Records from a collection of figures:
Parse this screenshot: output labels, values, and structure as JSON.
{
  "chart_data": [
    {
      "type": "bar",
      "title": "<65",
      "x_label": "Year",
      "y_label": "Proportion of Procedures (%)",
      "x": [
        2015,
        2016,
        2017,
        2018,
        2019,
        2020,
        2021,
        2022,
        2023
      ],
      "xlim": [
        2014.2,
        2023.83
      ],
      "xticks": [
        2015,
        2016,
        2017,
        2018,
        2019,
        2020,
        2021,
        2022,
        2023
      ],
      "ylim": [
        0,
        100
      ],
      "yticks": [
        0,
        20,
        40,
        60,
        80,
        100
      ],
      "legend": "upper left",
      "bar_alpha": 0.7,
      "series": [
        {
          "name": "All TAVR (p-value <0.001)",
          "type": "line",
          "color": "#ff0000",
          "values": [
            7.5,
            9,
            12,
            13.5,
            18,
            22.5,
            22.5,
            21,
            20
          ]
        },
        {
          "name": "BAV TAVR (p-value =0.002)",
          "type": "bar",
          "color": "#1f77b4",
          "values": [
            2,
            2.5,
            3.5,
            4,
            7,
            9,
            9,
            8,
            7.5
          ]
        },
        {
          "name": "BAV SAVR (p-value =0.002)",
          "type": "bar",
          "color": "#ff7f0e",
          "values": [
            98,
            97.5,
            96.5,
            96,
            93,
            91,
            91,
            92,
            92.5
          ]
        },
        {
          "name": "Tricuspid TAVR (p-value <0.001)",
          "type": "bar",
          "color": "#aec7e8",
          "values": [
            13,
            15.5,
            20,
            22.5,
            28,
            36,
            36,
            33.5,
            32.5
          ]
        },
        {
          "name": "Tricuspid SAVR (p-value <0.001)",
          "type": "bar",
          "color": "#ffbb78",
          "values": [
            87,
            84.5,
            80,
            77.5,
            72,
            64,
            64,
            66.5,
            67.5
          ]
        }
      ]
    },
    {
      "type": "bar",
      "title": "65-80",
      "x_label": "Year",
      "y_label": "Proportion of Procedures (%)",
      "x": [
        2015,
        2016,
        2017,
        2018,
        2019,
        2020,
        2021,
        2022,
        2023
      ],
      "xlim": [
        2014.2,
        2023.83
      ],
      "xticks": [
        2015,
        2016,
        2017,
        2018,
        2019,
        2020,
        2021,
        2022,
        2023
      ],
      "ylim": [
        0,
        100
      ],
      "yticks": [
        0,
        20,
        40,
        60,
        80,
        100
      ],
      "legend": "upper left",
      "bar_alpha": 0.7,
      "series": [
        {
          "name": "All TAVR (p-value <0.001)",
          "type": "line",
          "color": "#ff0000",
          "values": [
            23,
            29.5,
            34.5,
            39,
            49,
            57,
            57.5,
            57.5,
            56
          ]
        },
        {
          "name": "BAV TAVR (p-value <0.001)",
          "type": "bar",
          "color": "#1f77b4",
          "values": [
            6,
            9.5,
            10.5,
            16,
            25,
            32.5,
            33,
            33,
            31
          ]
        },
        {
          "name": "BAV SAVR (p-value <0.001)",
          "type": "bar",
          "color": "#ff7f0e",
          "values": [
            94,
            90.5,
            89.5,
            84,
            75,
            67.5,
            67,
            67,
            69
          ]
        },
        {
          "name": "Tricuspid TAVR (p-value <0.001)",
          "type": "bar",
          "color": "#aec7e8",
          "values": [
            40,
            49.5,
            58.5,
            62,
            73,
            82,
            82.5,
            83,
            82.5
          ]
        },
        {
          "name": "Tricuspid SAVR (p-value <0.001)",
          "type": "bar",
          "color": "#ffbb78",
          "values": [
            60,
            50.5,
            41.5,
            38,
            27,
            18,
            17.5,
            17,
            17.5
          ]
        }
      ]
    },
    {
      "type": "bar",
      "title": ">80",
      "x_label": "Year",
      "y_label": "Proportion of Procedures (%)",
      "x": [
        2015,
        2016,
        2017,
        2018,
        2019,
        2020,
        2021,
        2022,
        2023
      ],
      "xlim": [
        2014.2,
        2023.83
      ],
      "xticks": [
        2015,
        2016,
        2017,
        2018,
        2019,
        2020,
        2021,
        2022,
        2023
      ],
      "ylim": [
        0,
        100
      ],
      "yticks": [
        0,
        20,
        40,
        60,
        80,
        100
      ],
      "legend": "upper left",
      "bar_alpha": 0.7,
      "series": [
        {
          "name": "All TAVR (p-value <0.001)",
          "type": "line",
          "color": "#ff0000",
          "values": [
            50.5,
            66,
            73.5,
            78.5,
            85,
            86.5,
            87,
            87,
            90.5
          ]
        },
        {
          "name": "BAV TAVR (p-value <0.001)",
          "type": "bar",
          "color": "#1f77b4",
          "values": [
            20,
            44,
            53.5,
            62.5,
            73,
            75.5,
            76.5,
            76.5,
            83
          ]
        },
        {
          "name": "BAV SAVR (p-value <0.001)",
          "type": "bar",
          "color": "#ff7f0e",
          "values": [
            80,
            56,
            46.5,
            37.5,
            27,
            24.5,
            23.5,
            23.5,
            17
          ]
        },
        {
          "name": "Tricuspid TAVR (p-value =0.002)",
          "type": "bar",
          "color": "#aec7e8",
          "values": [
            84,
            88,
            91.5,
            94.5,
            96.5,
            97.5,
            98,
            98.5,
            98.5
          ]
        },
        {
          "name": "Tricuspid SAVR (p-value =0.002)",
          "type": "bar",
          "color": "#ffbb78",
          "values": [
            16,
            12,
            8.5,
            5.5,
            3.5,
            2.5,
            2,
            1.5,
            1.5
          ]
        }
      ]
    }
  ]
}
...
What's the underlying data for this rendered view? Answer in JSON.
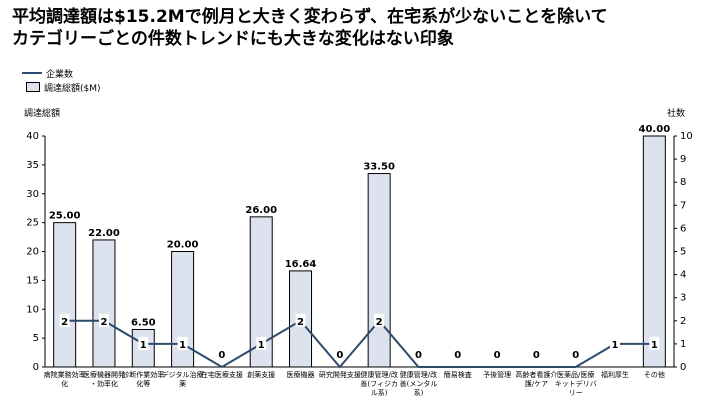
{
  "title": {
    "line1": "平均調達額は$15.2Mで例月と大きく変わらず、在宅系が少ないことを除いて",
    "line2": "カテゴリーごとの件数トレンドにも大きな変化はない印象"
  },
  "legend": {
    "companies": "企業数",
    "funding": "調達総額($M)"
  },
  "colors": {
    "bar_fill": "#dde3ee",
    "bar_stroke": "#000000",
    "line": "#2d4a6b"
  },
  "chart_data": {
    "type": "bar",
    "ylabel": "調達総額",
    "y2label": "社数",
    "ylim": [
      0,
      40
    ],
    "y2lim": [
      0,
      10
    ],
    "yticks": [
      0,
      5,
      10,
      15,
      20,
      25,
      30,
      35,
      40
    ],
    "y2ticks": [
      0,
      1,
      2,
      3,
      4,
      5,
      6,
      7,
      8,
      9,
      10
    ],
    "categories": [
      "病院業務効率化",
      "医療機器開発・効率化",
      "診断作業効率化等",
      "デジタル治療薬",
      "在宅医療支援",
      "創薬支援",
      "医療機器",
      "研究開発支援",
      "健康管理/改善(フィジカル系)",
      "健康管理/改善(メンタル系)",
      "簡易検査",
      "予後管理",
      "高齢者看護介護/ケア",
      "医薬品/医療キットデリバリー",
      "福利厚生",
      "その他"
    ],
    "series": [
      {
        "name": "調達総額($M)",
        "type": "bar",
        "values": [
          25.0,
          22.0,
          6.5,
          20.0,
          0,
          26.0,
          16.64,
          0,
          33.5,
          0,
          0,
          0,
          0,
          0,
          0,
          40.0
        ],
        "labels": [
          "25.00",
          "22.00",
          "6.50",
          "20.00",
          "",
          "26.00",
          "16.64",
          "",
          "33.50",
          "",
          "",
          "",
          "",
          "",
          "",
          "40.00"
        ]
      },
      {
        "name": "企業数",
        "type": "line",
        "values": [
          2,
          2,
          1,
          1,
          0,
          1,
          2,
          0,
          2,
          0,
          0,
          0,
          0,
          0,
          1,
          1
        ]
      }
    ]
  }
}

**PROBLEM REQUIREMENTS**
Collect every line with the string "JSON" from the records, and copy each.

**FINISHED EXERCISE**
Parse this screenshot: output labels, values, and structure as JSON.
What's the underlying data for this rendered view? Answer in JSON.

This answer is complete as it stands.